* What you should do:
Reproduce all of the entries below with each occurrence of "checkbox-label" renamed to "checkbox-caption", changing nothing else and omitting the pictures.

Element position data

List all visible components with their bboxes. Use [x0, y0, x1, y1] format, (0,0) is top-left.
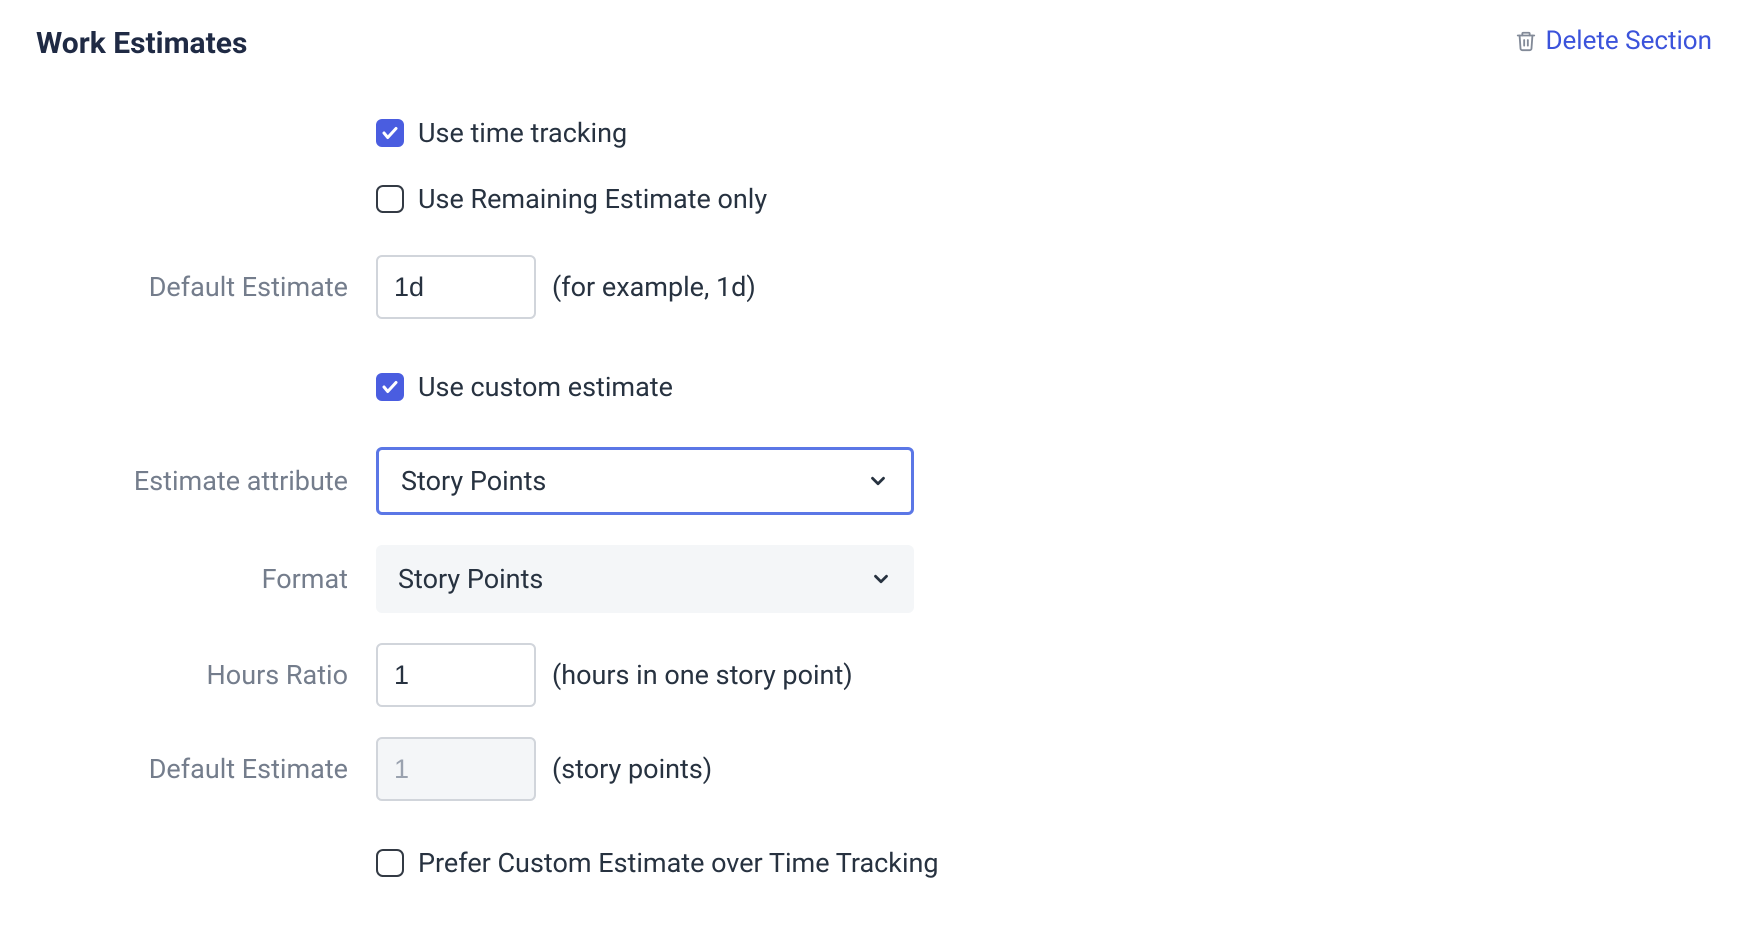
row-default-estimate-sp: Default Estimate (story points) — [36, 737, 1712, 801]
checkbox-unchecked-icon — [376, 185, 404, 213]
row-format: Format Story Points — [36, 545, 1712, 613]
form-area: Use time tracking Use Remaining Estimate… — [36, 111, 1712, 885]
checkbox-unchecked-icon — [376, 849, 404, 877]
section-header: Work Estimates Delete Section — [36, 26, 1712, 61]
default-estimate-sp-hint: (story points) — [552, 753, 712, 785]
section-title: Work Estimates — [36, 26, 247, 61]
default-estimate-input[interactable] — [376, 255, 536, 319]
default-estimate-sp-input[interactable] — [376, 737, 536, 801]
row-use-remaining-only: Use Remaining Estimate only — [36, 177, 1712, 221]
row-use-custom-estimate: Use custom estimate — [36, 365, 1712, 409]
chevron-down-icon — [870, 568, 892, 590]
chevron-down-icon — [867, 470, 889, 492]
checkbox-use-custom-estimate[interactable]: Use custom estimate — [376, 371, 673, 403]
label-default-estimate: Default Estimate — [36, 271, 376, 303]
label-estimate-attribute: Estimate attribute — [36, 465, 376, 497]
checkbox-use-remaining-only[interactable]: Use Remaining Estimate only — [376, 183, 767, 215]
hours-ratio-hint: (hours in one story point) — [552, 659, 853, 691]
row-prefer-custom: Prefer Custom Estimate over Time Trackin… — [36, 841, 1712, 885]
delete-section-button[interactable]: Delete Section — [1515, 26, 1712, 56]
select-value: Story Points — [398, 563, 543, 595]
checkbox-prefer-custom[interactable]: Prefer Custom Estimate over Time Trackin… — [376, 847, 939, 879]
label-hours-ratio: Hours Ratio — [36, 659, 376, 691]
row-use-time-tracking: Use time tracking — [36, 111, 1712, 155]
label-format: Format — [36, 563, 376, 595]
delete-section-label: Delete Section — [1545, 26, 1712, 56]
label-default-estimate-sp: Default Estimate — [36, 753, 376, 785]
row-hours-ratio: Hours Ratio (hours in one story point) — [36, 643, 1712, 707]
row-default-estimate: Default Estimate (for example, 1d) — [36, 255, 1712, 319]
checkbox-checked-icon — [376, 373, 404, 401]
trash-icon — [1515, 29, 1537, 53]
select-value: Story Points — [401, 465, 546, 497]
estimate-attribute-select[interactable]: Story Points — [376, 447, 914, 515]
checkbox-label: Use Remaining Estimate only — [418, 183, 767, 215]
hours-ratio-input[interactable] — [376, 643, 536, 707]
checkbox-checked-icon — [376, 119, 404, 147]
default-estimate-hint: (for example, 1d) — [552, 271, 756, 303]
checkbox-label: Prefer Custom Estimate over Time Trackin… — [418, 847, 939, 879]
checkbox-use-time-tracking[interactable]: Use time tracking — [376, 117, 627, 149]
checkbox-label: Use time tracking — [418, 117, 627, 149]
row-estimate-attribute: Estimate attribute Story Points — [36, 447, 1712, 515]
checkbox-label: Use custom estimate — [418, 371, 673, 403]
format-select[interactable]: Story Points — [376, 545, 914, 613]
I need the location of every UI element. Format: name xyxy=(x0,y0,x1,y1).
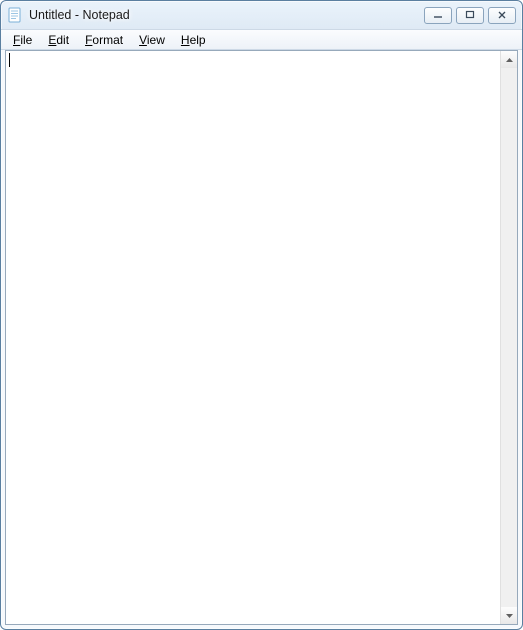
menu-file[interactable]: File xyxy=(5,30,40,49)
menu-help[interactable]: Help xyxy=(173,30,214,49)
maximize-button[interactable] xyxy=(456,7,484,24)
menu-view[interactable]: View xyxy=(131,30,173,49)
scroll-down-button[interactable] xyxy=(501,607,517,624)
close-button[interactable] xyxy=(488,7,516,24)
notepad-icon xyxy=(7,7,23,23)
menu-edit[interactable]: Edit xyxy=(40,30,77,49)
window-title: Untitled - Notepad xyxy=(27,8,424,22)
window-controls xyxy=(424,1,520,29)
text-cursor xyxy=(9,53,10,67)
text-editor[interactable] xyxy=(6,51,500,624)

* Solution to this problem:
List all visible components with their bboxes. Use [x0, y0, x1, y1] format, (0,0) is top-left.
row-default-estimate-sp: Default Estimate (story points) — [36, 737, 1712, 801]
checkbox-unchecked-icon — [376, 185, 404, 213]
row-format: Format Story Points — [36, 545, 1712, 613]
form-area: Use time tracking Use Remaining Estimate… — [36, 111, 1712, 885]
checkbox-unchecked-icon — [376, 849, 404, 877]
section-header: Work Estimates Delete Section — [36, 26, 1712, 61]
default-estimate-sp-hint: (story points) — [552, 753, 712, 785]
section-title: Work Estimates — [36, 26, 247, 61]
default-estimate-input[interactable] — [376, 255, 536, 319]
default-estimate-sp-input[interactable] — [376, 737, 536, 801]
row-use-remaining-only: Use Remaining Estimate only — [36, 177, 1712, 221]
row-use-custom-estimate: Use custom estimate — [36, 365, 1712, 409]
chevron-down-icon — [870, 568, 892, 590]
chevron-down-icon — [867, 470, 889, 492]
checkbox-use-custom-estimate[interactable]: Use custom estimate — [376, 371, 673, 403]
label-default-estimate: Default Estimate — [36, 271, 376, 303]
label-estimate-attribute: Estimate attribute — [36, 465, 376, 497]
checkbox-use-remaining-only[interactable]: Use Remaining Estimate only — [376, 183, 767, 215]
hours-ratio-hint: (hours in one story point) — [552, 659, 853, 691]
row-prefer-custom: Prefer Custom Estimate over Time Trackin… — [36, 841, 1712, 885]
delete-section-button[interactable]: Delete Section — [1515, 26, 1712, 56]
select-value: Story Points — [398, 563, 543, 595]
checkbox-prefer-custom[interactable]: Prefer Custom Estimate over Time Trackin… — [376, 847, 939, 879]
label-hours-ratio: Hours Ratio — [36, 659, 376, 691]
row-use-time-tracking: Use time tracking — [36, 111, 1712, 155]
label-format: Format — [36, 563, 376, 595]
delete-section-label: Delete Section — [1545, 26, 1712, 56]
label-default-estimate-sp: Default Estimate — [36, 753, 376, 785]
row-hours-ratio: Hours Ratio (hours in one story point) — [36, 643, 1712, 707]
row-default-estimate: Default Estimate (for example, 1d) — [36, 255, 1712, 319]
checkbox-checked-icon — [376, 373, 404, 401]
trash-icon — [1515, 29, 1537, 53]
select-value: Story Points — [401, 465, 546, 497]
estimate-attribute-select[interactable]: Story Points — [376, 447, 914, 515]
checkbox-caption: Use Remaining Estimate only — [418, 183, 767, 215]
hours-ratio-input[interactable] — [376, 643, 536, 707]
checkbox-checked-icon — [376, 119, 404, 147]
default-estimate-hint: (for example, 1d) — [552, 271, 756, 303]
checkbox-caption: Prefer Custom Estimate over Time Trackin… — [418, 847, 939, 879]
checkbox-use-time-tracking[interactable]: Use time tracking — [376, 117, 627, 149]
checkbox-caption: Use time tracking — [418, 117, 627, 149]
row-estimate-attribute: Estimate attribute Story Points — [36, 447, 1712, 515]
checkbox-caption: Use custom estimate — [418, 371, 673, 403]
format-select[interactable]: Story Points — [376, 545, 914, 613]
I need the location of every UI element. Format: name xyxy=(x0,y0,x1,y1).
menu-file[interactable]: File xyxy=(5,30,40,49)
menu-help[interactable]: Help xyxy=(173,30,214,49)
maximize-button[interactable] xyxy=(456,7,484,24)
menu-view[interactable]: View xyxy=(131,30,173,49)
scroll-down-button[interactable] xyxy=(501,607,517,624)
close-button[interactable] xyxy=(488,7,516,24)
notepad-icon xyxy=(7,7,23,23)
menu-edit[interactable]: Edit xyxy=(40,30,77,49)
window-title: Untitled - Notepad xyxy=(27,8,424,22)
window-controls xyxy=(424,1,520,29)
text-cursor xyxy=(9,53,10,67)
text-editor[interactable] xyxy=(6,51,500,624)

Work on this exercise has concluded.